### EXCERPTED RECORDS

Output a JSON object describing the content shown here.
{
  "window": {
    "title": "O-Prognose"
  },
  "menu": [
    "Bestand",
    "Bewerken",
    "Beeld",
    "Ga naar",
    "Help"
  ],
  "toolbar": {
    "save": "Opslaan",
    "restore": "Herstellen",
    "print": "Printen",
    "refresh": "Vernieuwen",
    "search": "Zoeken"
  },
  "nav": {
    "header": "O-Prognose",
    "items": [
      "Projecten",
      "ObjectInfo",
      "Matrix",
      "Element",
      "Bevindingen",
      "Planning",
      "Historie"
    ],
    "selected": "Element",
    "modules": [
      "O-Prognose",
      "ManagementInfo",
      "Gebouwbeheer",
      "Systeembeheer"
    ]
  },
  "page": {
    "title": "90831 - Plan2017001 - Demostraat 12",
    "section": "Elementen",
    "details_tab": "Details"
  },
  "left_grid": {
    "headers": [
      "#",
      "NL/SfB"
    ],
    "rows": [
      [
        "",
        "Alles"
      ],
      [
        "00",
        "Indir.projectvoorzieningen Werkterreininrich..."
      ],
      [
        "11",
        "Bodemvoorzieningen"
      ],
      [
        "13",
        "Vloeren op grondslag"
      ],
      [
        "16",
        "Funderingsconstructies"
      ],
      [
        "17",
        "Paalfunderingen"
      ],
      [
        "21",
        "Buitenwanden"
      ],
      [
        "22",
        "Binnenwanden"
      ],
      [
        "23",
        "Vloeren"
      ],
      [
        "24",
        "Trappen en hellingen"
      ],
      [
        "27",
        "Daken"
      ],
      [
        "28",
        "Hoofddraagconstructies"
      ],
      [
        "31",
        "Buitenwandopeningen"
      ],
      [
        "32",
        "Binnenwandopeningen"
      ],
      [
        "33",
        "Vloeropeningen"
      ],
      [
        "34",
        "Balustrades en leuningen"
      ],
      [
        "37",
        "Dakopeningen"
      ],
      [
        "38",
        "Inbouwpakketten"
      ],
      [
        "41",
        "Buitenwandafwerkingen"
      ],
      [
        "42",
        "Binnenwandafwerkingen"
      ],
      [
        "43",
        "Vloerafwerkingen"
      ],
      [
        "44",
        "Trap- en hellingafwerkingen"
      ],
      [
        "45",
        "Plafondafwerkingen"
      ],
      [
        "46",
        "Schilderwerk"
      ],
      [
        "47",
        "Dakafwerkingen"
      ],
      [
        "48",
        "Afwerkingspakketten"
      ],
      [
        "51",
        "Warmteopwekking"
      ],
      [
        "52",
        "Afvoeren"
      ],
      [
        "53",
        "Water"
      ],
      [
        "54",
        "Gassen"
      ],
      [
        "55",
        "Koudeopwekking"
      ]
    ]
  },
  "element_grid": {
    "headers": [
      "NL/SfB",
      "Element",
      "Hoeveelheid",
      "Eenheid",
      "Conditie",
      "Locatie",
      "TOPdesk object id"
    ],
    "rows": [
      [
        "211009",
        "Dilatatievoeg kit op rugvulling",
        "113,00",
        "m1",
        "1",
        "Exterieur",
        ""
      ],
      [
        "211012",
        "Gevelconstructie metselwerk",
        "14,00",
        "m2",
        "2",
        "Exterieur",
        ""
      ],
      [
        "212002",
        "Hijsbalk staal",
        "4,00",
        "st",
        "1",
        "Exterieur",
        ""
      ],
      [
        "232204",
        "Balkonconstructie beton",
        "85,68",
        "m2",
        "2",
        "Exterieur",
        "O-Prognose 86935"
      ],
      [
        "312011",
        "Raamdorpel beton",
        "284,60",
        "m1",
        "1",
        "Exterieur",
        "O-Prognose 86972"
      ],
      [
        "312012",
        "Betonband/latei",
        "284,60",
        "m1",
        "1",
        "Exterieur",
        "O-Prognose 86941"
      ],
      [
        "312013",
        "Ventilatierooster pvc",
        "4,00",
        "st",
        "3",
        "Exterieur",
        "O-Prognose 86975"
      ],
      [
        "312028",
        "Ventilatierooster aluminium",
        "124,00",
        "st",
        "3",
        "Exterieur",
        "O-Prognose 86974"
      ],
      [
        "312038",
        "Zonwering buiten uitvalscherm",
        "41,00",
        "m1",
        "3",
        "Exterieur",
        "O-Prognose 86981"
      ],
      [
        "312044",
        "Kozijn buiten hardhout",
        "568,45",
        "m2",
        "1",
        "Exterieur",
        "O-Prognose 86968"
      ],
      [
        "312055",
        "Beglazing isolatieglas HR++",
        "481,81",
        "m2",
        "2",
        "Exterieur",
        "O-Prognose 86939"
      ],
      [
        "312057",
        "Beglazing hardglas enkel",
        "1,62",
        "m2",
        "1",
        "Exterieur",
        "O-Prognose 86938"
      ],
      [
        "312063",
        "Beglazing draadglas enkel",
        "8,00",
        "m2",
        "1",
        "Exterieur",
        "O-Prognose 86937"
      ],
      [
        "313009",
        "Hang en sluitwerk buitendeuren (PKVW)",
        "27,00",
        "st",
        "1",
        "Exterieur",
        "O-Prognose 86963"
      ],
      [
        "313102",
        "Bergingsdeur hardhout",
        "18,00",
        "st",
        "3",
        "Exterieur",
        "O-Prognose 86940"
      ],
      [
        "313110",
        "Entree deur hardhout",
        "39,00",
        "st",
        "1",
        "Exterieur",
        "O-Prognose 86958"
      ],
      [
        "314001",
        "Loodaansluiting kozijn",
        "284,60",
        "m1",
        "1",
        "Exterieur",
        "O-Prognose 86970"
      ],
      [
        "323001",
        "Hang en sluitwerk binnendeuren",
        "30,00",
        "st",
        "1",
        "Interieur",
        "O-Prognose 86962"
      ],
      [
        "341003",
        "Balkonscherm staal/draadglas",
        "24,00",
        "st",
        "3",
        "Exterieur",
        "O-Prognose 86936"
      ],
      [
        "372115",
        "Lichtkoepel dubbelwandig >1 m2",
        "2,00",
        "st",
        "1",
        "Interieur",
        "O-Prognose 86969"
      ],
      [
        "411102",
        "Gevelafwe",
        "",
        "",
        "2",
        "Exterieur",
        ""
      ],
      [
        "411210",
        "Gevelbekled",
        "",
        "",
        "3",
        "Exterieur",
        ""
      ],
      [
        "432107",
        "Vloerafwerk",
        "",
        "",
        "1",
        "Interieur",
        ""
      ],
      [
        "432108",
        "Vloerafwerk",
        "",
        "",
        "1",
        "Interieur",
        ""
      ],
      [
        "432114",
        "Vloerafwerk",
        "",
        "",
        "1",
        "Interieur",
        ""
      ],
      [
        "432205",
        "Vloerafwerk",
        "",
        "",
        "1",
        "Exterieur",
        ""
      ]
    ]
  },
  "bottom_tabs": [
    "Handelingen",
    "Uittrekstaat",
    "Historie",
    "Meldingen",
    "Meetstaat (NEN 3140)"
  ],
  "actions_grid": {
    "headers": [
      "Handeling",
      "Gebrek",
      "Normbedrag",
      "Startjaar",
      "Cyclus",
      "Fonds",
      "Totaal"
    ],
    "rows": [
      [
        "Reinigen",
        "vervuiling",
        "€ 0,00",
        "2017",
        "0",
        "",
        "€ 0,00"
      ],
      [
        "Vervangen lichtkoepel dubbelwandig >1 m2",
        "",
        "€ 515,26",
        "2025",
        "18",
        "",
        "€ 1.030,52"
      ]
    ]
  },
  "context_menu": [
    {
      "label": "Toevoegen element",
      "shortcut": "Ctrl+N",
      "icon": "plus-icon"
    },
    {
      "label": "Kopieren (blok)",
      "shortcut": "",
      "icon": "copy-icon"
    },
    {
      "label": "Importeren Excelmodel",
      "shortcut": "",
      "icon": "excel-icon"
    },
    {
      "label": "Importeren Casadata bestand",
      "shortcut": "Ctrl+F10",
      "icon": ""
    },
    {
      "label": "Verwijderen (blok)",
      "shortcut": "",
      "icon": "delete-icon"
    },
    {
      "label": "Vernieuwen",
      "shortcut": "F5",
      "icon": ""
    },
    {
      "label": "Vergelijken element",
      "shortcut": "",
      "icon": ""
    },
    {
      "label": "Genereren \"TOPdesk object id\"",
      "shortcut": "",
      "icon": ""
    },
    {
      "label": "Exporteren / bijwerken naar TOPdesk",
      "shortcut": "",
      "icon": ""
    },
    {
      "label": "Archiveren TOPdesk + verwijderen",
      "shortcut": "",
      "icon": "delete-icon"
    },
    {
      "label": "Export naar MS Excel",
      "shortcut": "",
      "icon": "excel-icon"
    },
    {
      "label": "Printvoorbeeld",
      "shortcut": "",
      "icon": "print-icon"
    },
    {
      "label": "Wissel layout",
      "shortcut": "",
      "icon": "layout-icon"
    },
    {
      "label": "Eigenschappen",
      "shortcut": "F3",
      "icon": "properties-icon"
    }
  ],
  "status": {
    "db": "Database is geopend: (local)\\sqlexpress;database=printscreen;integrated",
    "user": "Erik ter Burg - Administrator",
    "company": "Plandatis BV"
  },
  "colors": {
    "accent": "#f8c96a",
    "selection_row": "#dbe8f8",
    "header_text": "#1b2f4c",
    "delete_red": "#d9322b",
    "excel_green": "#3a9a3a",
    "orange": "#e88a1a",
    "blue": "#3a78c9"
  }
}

### WRITTEN REQUEST
Pick out the lines above containing the word "title", then copy them.

### COMPLETE OUTPUT
    "title": "O-Prognose"
    "title": "90831 - Plan2017001 - Demostraat 12",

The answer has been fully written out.